==== Dataset rows

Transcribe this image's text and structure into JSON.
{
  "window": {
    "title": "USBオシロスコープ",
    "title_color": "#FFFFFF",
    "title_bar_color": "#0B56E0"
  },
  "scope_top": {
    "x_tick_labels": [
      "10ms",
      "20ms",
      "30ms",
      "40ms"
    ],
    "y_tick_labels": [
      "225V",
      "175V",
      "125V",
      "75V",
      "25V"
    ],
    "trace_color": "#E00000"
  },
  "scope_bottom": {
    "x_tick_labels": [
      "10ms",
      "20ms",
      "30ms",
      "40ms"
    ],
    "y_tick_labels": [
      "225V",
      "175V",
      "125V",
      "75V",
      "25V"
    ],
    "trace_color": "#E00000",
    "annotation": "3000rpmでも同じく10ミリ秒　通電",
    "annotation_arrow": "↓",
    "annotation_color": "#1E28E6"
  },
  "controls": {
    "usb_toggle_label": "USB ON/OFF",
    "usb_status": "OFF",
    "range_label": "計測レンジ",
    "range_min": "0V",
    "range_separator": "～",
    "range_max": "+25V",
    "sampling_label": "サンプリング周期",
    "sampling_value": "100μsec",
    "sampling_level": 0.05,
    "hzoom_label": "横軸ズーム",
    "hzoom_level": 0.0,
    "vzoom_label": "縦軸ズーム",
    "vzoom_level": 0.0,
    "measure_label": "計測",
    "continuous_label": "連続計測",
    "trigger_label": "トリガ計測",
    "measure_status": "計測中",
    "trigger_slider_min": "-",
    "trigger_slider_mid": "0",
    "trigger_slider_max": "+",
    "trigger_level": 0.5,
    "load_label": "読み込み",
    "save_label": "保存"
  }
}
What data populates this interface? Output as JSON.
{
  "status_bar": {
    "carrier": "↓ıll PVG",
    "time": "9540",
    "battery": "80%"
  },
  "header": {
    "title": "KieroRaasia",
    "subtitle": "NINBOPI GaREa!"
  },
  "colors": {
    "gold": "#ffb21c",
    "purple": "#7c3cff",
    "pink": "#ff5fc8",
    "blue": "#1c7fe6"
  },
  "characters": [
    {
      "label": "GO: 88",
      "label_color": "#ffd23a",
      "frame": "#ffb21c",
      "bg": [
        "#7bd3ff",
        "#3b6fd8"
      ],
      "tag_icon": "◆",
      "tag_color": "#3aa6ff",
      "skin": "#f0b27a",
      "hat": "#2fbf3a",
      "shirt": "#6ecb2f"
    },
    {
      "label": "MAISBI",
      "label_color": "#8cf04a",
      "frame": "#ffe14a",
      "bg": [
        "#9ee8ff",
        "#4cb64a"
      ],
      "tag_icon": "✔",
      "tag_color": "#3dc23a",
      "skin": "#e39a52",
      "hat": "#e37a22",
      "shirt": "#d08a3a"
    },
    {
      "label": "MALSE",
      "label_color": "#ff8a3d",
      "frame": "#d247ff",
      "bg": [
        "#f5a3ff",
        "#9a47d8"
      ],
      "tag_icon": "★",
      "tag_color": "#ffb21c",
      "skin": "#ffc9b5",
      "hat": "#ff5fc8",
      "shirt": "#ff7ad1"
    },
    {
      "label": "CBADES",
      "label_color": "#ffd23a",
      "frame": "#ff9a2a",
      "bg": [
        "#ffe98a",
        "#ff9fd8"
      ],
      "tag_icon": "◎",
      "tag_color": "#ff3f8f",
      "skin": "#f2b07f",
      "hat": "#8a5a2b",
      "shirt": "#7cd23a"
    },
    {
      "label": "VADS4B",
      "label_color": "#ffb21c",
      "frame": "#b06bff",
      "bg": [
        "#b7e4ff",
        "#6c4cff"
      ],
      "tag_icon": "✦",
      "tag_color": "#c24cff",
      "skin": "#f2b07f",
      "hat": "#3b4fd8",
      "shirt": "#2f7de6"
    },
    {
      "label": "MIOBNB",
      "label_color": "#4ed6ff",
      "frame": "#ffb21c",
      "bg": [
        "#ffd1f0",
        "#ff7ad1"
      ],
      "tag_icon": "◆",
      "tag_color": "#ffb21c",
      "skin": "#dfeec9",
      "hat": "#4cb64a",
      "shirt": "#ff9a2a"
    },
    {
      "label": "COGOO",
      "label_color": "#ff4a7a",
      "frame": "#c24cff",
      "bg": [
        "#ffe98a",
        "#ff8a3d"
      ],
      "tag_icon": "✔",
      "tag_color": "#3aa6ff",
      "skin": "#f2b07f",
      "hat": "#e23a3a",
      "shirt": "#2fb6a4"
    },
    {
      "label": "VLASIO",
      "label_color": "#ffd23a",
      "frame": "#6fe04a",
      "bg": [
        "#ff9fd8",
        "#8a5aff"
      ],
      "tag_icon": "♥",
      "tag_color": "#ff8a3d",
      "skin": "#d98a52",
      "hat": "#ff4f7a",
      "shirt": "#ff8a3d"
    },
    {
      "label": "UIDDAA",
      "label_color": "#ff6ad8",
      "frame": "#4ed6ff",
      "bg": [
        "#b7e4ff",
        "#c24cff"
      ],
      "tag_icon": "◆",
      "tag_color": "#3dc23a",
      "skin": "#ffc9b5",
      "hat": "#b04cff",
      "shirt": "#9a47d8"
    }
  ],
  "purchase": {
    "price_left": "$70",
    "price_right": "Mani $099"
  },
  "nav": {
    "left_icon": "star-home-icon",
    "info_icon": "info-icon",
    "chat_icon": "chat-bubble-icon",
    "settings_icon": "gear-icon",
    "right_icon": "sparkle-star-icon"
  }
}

========

Set task: Gather from the data above every line with the string "star".

Output of the task:
    "left_icon": "star-home-icon",
    "right_icon": "sparkle-star-icon"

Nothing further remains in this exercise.